#### PASSAGE TO READ
Well I'm sad to say that day is upon us. The road extension project called NAR3 and more importantly Phase 2 (the bit that goes through Severalls) starts *Monday 19th August*.

After my "aerial" visit I noticed that the road was quite clearly marked with wooden pegs through the fields I was in. That got me looking into it a little deeper, contacting the Council etc. 

Here you can see where Phase 2 the road marked in red is going:






The Council staff said in email to me: "Many more of the listed Victorian buildings are meant to be saved and restored during the Phase 2 development once the land is sold (will know which developer it is within weeks) but sadly many of these will now be so badly damaged they will be pulled down. However, some are still down to be saved."

*LESS REPORTS*
My fear is that due to all the works taking place around the site that the recent reports we've seen through July and the beginning of August will be the last. And there will be very few opportunities in the future. 

I'll keep an eye on the developments and keep this thread updated with information on what exactly is going on.

#### RECORDS TO PROCESS
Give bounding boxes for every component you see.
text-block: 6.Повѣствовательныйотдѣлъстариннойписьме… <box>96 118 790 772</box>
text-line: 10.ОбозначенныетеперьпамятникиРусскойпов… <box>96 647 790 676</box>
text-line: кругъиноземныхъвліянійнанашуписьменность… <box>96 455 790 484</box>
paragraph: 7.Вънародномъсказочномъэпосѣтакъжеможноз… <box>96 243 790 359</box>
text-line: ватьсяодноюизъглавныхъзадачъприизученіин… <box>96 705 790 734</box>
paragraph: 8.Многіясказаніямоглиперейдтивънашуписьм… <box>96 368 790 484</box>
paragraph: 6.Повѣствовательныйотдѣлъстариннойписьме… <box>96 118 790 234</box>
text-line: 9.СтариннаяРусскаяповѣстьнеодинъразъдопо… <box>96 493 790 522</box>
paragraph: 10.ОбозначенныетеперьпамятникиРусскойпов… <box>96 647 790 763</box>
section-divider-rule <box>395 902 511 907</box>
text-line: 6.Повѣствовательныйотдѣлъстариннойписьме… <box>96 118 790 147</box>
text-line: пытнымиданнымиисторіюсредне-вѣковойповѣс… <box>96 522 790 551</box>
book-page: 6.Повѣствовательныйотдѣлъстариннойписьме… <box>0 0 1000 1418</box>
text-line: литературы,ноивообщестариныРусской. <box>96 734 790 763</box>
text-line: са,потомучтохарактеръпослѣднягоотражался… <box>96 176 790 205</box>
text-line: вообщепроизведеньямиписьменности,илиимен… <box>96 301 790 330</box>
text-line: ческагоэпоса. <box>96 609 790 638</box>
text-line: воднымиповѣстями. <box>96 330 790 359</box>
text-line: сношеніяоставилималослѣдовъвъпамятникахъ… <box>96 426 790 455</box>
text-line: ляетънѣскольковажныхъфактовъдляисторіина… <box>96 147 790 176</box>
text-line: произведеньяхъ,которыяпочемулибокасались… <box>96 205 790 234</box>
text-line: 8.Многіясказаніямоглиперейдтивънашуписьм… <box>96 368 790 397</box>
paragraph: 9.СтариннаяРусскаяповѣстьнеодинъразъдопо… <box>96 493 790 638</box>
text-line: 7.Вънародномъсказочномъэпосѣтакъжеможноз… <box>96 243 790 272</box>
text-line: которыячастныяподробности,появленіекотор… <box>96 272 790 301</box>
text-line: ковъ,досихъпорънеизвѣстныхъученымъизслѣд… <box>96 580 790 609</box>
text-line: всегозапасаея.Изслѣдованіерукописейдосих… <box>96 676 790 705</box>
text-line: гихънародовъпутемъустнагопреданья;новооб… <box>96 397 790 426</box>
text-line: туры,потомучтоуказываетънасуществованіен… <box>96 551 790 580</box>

#### TASKS AND EXERCISES
[1] Could you copy out the records word for word, starting at their first line and ending at the line that contains "book-page: 6.Повѣствовательныйотдѣлъстариннойписьме… <box>0", with both of those lines included?
[2] How would you continue the forum post about the Severalls road extension from where it stops?

#### PER-TASK OUTPUTS
[1]
Give bounding boxes for every component you see.
text-block: 6.Повѣствовательныйотдѣлъстариннойписьме… <box>96 118 790 772</box>
text-line: 10.ОбозначенныетеперьпамятникиРусскойпов… <box>96 647 790 676</box>
text-line: кругъиноземныхъвліянійнанашуписьменность… <box>96 455 790 484</box>
paragraph: 7.Вънародномъсказочномъэпосѣтакъжеможноз… <box>96 243 790 359</box>
text-line: ватьсяодноюизъглавныхъзадачъприизученіин… <box>96 705 790 734</box>
paragraph: 8.Многіясказаніямоглиперейдтивънашуписьм… <box>96 368 790 484</box>
paragraph: 6.Повѣствовательныйотдѣлъстариннойписьме… <box>96 118 790 234</box>
text-line: 9.СтариннаяРусскаяповѣстьнеодинъразъдопо… <box>96 493 790 522</box>
paragraph: 10.ОбозначенныетеперьпамятникиРусскойпов… <box>96 647 790 763</box>
section-divider-rule <box>395 902 511 907</box>
text-line: 6.Повѣствовательныйотдѣлъстариннойписьме… <box>96 118 790 147</box>
text-line: пытнымиданнымиисторіюсредне-вѣковойповѣс… <box>96 522 790 551</box>
book-page: 6.Повѣствовательныйотдѣлъстариннойписьме… <box>0 0 1000 1418</box>

[2]
*CONSPIRACY / BACKHANDERS*
On researching what areas of the site are listed I found that the entire grounds where. 

Heritage report showing entire grounds are listed: http://list.english-heritage.org.uk/resultsingle.aspx?uid=1001599

Map from above link:





If you look at the maps in this post it looks like the road is going through what should be a protected area!?
My only thought on this is that someone is getting a backhander to make sure Severalls gets into the sort of state where it is beyond repair and the only option is to rip it down...


----------



## krela (Aug 15, 2013)

Yay, less Severalls reports! 

Without wishing to be a party pooper all of this has been known for at least a couple of years, including the listed status stuff, I doubt many buildings will be kept, but good to know work is happening now.


----------



## g197- (Aug 15, 2013)

My main concern is how can a road be planned and allowed through an apparent listed site. 

And that I probably won't get a chance to visit inside myself now.


----------



## Bones out (Aug 15, 2013)

It will peel open like a banana when the road construction takes place. They always do! Not the same when the tranquility passes. Thanks for the update, I do pass it very frequently and it's dawned on me I have so few pictures of the outside of Sevs! I need to sort out this missing piece of my album.


----------



## krela (Aug 15, 2013)

It shouldn't have been listed in the first place really, and once a building is beyond economicallysaving it's easy to apply to get the listing removed. The whole thing is a joke, as are English Heritage.


----------



## g197- (Aug 15, 2013)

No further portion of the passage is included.